<<<<

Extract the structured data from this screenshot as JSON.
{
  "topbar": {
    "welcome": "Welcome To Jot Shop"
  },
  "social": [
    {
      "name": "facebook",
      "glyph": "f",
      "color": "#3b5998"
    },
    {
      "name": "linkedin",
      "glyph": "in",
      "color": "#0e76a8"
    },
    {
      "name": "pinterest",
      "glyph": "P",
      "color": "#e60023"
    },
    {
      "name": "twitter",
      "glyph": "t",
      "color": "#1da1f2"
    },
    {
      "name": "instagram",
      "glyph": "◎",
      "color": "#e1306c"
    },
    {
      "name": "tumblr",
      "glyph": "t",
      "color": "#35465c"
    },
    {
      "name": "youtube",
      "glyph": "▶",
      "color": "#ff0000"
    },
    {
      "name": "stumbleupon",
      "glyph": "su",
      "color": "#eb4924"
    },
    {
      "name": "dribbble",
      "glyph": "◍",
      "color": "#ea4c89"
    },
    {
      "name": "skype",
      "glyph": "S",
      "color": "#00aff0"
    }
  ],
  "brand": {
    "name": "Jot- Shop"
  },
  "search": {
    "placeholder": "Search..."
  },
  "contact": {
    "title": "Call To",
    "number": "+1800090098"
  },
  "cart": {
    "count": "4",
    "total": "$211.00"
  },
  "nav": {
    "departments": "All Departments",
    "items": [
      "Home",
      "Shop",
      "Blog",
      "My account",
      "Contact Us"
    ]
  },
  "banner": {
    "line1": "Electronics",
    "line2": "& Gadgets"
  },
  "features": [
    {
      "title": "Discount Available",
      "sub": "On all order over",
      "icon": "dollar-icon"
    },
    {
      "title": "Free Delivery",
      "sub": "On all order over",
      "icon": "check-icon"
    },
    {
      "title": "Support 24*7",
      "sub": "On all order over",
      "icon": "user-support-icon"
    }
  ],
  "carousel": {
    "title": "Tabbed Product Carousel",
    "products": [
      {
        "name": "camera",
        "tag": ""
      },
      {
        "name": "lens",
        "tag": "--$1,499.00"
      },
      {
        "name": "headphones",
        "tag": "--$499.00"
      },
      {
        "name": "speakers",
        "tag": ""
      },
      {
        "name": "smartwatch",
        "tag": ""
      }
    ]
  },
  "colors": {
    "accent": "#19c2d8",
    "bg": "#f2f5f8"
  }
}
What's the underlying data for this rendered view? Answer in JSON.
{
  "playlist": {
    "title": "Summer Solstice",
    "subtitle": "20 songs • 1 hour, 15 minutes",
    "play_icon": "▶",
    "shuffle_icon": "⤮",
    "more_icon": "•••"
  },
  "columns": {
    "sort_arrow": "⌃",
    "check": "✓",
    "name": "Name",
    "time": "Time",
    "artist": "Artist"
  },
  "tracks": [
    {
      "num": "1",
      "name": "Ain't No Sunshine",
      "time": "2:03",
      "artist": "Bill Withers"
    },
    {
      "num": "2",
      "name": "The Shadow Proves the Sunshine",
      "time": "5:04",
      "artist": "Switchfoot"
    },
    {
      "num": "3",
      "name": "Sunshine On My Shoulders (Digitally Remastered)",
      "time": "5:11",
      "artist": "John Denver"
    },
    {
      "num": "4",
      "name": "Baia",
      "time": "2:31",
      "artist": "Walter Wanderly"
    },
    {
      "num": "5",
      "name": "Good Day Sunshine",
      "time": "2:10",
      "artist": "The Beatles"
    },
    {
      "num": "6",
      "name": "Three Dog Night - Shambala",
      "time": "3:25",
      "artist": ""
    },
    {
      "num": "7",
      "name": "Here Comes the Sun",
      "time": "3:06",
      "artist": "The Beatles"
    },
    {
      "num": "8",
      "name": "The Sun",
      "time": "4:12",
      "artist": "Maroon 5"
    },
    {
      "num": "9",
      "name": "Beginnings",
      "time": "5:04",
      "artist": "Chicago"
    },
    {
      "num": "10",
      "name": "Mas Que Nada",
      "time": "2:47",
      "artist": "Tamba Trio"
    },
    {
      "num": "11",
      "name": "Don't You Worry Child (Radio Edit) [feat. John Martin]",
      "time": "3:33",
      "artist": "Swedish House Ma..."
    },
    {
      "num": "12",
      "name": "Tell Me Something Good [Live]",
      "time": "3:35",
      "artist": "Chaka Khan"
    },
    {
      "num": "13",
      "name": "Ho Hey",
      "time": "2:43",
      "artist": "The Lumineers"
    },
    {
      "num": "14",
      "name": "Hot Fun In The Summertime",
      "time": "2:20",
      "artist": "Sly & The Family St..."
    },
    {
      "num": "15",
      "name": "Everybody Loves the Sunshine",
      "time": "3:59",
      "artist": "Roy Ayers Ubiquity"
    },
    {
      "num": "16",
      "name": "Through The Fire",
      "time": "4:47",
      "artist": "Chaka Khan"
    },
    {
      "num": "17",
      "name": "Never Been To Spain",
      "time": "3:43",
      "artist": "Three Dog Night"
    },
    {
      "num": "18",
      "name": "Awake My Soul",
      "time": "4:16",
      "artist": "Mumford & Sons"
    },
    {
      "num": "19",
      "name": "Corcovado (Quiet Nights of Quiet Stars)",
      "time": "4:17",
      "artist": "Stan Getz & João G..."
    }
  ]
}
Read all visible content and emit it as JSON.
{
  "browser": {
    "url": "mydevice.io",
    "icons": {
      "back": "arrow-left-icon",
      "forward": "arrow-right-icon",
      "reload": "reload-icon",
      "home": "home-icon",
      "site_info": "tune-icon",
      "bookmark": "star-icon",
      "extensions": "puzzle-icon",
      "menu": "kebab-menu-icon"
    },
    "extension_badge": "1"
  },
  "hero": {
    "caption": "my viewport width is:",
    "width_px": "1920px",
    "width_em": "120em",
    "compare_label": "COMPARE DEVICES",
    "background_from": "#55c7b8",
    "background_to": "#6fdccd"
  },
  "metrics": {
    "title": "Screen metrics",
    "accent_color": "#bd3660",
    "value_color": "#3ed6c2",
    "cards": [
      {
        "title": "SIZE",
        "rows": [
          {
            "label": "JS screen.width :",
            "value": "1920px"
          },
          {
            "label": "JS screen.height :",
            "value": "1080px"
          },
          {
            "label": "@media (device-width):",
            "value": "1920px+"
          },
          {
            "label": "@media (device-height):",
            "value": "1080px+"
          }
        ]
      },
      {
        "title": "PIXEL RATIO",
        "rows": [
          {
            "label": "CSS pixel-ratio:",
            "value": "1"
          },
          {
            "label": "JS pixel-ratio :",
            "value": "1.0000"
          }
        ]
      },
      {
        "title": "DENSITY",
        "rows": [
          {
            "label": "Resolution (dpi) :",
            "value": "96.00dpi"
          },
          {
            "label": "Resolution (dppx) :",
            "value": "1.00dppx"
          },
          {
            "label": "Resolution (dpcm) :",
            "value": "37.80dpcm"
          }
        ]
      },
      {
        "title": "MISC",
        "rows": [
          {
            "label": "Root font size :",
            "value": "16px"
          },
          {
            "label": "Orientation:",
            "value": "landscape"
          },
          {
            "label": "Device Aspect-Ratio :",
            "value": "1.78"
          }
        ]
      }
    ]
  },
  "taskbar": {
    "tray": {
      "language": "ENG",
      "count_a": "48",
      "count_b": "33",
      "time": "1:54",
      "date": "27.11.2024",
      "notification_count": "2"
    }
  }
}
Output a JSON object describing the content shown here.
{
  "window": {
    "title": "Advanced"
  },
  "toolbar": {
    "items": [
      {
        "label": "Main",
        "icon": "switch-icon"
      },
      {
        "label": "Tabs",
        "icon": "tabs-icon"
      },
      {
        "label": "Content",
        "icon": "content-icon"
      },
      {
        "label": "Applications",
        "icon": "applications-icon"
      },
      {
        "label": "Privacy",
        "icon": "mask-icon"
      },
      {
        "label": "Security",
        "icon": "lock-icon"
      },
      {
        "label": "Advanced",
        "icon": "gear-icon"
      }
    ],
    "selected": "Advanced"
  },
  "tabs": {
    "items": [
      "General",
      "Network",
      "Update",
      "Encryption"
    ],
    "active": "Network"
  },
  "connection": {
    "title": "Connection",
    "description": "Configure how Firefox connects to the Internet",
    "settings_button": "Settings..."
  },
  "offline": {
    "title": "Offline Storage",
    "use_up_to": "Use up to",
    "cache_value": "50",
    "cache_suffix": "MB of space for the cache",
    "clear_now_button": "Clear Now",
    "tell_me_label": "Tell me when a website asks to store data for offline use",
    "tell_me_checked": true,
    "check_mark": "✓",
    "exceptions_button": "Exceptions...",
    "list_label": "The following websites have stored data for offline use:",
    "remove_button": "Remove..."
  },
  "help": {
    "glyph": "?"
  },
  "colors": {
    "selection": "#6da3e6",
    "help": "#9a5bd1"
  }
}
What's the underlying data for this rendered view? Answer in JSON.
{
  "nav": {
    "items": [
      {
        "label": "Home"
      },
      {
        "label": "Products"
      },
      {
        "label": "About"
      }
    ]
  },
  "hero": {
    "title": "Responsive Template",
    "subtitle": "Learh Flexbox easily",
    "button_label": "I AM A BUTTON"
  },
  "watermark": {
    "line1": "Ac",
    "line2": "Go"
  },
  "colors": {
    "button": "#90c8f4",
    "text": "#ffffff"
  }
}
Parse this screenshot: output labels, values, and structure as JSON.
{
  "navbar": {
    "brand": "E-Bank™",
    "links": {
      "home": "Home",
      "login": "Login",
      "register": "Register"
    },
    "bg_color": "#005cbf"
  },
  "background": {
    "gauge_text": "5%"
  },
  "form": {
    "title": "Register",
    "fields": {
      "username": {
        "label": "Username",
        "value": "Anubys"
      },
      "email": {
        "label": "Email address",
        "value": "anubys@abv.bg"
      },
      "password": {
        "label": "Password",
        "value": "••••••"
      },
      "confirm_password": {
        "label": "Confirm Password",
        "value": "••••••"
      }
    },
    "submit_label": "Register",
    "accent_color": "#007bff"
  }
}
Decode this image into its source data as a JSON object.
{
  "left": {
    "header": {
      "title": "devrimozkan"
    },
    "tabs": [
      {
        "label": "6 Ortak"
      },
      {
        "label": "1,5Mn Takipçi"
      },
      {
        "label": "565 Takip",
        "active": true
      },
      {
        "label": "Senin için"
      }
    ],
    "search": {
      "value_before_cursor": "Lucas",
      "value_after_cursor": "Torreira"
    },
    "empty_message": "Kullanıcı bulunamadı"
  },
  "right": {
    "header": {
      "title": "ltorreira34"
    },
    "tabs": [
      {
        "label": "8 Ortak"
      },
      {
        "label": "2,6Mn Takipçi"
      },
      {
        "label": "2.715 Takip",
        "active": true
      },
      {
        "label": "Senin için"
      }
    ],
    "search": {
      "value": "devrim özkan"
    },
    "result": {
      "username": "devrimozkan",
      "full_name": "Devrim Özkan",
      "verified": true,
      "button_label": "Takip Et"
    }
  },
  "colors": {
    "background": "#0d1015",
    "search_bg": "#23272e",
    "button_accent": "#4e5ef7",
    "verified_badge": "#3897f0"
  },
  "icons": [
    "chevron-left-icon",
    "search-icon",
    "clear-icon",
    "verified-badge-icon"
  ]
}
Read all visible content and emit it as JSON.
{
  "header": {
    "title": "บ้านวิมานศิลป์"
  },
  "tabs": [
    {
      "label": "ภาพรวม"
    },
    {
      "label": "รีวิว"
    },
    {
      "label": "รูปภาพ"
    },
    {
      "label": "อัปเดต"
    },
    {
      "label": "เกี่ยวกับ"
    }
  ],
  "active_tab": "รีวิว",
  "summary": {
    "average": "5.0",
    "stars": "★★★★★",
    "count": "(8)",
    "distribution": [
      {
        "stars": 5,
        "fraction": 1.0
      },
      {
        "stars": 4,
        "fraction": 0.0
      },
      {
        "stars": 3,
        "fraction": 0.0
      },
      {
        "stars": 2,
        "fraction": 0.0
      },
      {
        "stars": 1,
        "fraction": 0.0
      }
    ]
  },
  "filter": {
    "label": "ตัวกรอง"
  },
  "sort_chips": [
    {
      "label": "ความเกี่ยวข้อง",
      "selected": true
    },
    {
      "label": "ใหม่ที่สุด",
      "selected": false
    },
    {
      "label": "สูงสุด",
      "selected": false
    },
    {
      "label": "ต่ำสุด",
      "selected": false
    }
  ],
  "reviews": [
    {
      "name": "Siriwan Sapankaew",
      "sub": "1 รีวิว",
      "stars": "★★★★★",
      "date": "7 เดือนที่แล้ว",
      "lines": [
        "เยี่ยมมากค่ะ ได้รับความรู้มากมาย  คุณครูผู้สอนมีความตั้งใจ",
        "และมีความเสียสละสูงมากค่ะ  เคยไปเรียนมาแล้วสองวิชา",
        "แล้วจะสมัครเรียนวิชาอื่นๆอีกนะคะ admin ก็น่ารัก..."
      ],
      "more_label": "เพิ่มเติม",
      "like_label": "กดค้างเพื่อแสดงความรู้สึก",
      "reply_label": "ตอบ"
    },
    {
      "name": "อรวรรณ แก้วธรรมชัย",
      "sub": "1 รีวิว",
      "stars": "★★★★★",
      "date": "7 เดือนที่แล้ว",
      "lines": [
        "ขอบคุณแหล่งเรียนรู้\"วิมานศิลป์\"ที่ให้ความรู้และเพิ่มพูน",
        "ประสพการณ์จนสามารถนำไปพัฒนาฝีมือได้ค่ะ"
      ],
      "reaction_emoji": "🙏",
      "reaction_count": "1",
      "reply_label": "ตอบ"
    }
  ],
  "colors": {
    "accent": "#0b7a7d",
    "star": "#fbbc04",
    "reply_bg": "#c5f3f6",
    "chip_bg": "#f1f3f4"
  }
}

>>>>

Task instructions: How many lines of the data contain the word "Takipçi"? Answer with the number alone.

Complete output: 2